Challenge: Show all lines of the listing that hold the word "même".

Supplied data:

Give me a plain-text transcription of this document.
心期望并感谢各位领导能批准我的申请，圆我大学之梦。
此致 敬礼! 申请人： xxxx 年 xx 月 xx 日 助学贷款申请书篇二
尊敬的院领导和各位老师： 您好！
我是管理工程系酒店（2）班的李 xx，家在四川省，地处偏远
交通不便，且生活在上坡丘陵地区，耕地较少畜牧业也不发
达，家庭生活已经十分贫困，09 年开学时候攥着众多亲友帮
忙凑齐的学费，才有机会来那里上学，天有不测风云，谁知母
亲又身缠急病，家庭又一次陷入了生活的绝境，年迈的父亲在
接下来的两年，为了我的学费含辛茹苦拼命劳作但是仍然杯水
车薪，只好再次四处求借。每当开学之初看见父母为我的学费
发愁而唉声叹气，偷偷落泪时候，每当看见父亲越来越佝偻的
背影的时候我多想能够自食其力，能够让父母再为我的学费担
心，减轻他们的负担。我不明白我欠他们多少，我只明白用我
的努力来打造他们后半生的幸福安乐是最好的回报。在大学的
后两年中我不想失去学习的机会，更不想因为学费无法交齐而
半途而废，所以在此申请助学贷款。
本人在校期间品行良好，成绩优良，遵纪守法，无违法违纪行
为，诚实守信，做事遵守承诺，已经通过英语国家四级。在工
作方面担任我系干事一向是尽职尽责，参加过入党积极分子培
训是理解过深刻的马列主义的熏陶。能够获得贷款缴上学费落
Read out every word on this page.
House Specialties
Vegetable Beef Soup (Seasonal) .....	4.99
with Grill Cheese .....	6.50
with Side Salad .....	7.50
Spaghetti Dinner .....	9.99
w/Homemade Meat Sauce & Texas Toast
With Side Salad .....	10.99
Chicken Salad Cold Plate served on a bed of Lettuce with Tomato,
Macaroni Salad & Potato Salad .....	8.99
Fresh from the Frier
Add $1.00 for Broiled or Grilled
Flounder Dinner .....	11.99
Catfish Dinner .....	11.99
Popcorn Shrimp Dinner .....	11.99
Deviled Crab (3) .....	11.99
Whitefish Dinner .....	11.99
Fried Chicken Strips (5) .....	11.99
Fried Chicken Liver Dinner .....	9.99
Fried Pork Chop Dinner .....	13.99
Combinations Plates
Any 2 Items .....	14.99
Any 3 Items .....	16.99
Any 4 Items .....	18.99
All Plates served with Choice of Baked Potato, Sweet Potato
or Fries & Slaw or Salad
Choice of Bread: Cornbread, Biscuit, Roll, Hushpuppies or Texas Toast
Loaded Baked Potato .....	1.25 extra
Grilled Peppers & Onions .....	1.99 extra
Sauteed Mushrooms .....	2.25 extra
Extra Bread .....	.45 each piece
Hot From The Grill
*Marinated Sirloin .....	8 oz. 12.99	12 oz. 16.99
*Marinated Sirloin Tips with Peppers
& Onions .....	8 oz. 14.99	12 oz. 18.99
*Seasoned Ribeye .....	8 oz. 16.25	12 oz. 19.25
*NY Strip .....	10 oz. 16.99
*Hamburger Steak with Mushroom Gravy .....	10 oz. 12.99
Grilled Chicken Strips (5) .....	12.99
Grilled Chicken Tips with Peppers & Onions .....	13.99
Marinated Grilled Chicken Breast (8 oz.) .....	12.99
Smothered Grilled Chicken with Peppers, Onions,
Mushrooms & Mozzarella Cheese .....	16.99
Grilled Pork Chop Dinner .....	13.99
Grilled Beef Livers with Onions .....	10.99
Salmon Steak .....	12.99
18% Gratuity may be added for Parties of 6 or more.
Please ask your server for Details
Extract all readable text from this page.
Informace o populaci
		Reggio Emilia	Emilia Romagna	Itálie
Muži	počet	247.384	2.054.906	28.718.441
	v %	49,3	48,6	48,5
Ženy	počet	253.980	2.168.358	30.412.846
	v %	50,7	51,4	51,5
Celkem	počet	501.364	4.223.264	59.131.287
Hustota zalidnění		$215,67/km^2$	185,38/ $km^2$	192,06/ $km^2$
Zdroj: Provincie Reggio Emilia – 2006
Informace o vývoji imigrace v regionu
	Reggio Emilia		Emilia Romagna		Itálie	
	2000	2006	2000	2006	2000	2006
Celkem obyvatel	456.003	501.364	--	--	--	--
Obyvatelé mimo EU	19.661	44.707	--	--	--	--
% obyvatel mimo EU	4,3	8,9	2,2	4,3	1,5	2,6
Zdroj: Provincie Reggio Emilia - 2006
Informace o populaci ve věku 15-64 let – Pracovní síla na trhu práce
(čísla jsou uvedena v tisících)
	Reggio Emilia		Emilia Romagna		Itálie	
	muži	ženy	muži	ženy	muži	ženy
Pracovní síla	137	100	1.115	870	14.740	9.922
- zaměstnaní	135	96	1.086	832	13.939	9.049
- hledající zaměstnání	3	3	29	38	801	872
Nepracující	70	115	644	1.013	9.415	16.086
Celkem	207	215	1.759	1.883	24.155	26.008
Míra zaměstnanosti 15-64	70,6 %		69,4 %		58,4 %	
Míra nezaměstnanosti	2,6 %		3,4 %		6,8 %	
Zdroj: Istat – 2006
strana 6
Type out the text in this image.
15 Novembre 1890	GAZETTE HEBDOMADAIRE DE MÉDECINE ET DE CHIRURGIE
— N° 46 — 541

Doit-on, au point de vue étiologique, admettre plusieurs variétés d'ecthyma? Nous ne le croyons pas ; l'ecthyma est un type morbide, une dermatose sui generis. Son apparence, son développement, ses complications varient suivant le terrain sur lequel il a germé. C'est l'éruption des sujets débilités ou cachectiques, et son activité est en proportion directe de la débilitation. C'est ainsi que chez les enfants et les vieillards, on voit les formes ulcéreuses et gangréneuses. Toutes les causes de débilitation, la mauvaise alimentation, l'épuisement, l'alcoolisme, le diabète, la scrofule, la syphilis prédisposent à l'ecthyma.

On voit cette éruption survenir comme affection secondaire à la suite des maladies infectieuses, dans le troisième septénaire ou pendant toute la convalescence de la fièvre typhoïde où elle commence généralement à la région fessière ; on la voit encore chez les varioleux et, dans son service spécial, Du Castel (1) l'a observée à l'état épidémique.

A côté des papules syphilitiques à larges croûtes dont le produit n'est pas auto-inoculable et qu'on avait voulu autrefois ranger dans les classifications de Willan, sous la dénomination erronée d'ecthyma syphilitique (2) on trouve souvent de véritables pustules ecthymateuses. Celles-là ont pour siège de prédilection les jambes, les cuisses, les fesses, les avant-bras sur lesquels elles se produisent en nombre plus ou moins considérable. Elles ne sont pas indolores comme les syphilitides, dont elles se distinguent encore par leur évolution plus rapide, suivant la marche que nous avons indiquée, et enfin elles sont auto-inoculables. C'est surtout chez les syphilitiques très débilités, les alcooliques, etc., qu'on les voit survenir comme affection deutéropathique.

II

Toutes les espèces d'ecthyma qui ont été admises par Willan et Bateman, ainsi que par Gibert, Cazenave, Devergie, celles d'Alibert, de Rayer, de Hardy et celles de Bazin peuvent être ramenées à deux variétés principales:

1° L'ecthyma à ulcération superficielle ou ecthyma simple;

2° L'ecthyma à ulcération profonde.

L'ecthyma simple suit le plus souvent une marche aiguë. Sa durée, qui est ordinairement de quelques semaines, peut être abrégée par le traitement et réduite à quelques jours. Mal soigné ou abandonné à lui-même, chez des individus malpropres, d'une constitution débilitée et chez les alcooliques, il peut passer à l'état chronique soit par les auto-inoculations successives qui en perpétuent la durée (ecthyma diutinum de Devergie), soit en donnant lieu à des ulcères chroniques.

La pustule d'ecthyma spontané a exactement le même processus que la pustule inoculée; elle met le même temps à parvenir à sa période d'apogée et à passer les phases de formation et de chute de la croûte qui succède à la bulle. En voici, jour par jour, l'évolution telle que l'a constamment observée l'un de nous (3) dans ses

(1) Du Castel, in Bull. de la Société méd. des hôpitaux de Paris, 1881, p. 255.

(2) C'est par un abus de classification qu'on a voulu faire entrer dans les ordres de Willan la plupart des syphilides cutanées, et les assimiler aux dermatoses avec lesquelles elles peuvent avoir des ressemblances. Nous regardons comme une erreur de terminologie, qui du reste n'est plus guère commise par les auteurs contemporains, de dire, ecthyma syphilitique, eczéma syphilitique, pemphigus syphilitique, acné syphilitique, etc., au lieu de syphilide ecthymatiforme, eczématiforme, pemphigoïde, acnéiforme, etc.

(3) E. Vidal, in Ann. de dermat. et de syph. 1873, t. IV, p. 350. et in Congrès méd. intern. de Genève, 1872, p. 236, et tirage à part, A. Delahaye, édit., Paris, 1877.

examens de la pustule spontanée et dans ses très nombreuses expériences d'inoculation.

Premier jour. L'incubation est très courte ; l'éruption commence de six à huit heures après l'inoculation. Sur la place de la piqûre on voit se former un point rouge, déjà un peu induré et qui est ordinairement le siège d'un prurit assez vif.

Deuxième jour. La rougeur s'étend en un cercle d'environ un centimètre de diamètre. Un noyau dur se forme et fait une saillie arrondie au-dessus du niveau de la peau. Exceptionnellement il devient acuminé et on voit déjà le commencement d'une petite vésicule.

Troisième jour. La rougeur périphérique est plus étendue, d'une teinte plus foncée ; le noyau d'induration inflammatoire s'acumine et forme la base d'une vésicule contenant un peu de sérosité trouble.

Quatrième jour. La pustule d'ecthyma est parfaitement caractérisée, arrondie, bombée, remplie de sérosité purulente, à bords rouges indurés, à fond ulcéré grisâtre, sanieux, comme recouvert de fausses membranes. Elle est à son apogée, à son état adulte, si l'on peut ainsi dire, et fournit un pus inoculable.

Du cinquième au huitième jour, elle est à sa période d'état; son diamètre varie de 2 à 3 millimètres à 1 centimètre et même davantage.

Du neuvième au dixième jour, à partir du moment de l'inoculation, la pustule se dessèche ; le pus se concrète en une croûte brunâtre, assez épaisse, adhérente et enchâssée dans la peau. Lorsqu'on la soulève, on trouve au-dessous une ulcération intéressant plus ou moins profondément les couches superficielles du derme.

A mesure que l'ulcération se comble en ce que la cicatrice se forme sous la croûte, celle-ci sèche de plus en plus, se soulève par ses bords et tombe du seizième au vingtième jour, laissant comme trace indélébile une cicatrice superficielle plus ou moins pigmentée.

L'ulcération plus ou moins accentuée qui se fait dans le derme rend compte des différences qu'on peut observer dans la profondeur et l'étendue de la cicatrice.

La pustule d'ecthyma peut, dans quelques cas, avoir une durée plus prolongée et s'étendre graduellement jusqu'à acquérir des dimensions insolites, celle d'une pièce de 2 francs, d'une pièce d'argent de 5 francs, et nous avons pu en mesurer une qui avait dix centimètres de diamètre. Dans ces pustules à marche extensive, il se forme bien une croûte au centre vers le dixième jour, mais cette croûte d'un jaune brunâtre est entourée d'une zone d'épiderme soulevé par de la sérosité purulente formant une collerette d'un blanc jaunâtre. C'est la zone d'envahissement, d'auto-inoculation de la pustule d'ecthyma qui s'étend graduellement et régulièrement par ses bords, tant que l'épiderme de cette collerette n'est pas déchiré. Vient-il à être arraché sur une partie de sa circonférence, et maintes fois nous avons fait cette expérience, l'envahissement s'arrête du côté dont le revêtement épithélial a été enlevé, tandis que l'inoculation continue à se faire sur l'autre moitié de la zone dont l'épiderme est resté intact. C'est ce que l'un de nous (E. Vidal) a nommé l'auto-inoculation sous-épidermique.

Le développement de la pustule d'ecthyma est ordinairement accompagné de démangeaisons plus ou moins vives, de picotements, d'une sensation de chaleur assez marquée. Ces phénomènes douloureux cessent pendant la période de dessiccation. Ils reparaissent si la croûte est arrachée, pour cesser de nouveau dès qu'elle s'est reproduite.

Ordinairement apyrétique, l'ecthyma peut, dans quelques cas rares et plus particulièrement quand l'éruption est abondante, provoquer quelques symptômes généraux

Solution:
L'ecthyma simple suit le plus souvent une marche aiguë. Sa durée, qui est ordinairement de quelques semaines, peut être abrégée par le traitement et réduite à quelques jours. Mal soigné ou abandonné à lui-même, chez des individus malpropres, d'une constitution débilitée et chez les alcooliques, il peut passer à l'état chronique soit par les auto-inoculations successives qui en perpétuent la durée (ecthyma diutinum de Devergie), soit en donnant lieu à des ulcères chroniques.
La pustule d'ecthyma spontané a exactement le même processus que la pustule inoculée; elle met le même temps à parvenir à sa période d'apogée et à passer les phases de formation et de chute de la croûte qui succède à la bulle. En voici, jour par jour, l'évolution telle que l'a constamment observée l'un de nous (3) dans ses
Du cinquième au huitième jour, elle est à sa période d'état; son diamètre varie de 2 à 3 millimètres à 1 centimètre et même davantage.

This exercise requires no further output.